Show only lines that include "menos".
━━━━━━━━━━━━━━━━━━━━
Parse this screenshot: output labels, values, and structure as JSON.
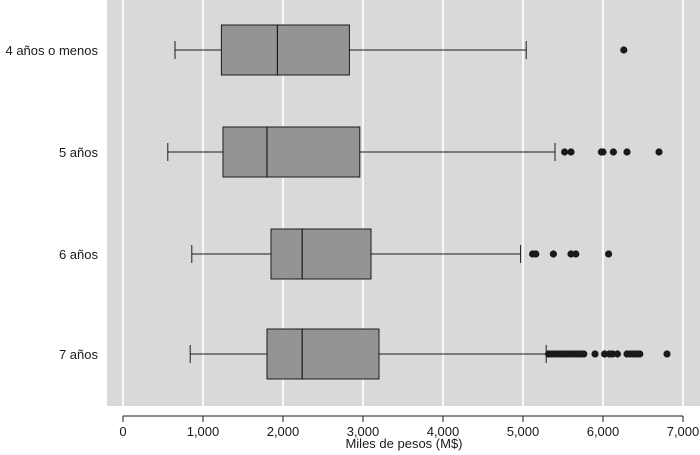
{
  "chart_data": {
    "type": "boxplot",
    "orientation": "horizontal",
    "title": "",
    "xlabel": "Miles de pesos (M$)",
    "ylabel": "",
    "xlim": [
      0,
      7000
    ],
    "xticks": [
      0,
      1000,
      2000,
      3000,
      4000,
      5000,
      6000,
      7000
    ],
    "xtick_labels": [
      "0",
      "1,000",
      "2,000",
      "3,000",
      "4,000",
      "5,000",
      "6,000",
      "7,000"
    ],
    "grid": "vertical",
    "colors": {
      "panel_background": "#d9d9d9",
      "box_fill": "#949494",
      "gridline": "#ffffff",
      "line": "#1a1a1a",
      "outlier": "#1a1a1a"
    },
    "categories": [
      "4 años o menos",
      "5 años",
      "6 años",
      "7 años"
    ],
    "boxes": [
      {
        "category": "4 años o menos",
        "whisker_low": 650,
        "q1": 1230,
        "median": 1930,
        "q3": 2830,
        "whisker_high": 5040,
        "outliers": [
          6260
        ]
      },
      {
        "category": "5 años",
        "whisker_low": 560,
        "q1": 1250,
        "median": 1800,
        "q3": 2960,
        "whisker_high": 5400,
        "outliers": [
          5520,
          5600,
          5980,
          6000,
          6130,
          6300,
          6700
        ]
      },
      {
        "category": "6 años",
        "whisker_low": 860,
        "q1": 1850,
        "median": 2240,
        "q3": 3100,
        "whisker_high": 4970,
        "outliers": [
          5120,
          5160,
          5380,
          5600,
          5660,
          6070
        ]
      },
      {
        "category": "7 años",
        "whisker_low": 840,
        "q1": 1800,
        "median": 2240,
        "q3": 3200,
        "whisker_high": 5290,
        "outliers": [
          5320,
          5360,
          5400,
          5440,
          5480,
          5520,
          5560,
          5600,
          5640,
          5680,
          5720,
          5760,
          5900,
          6020,
          6080,
          6120,
          6180,
          6300,
          6340,
          6380,
          6420,
          6460,
          6800
        ]
      }
    ]
  }
}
━━━━━━━━━━━━━━━━━━━━
■ RESULT OF THE TASK:
      "4 años o menos",
        "category": "4 años o menos",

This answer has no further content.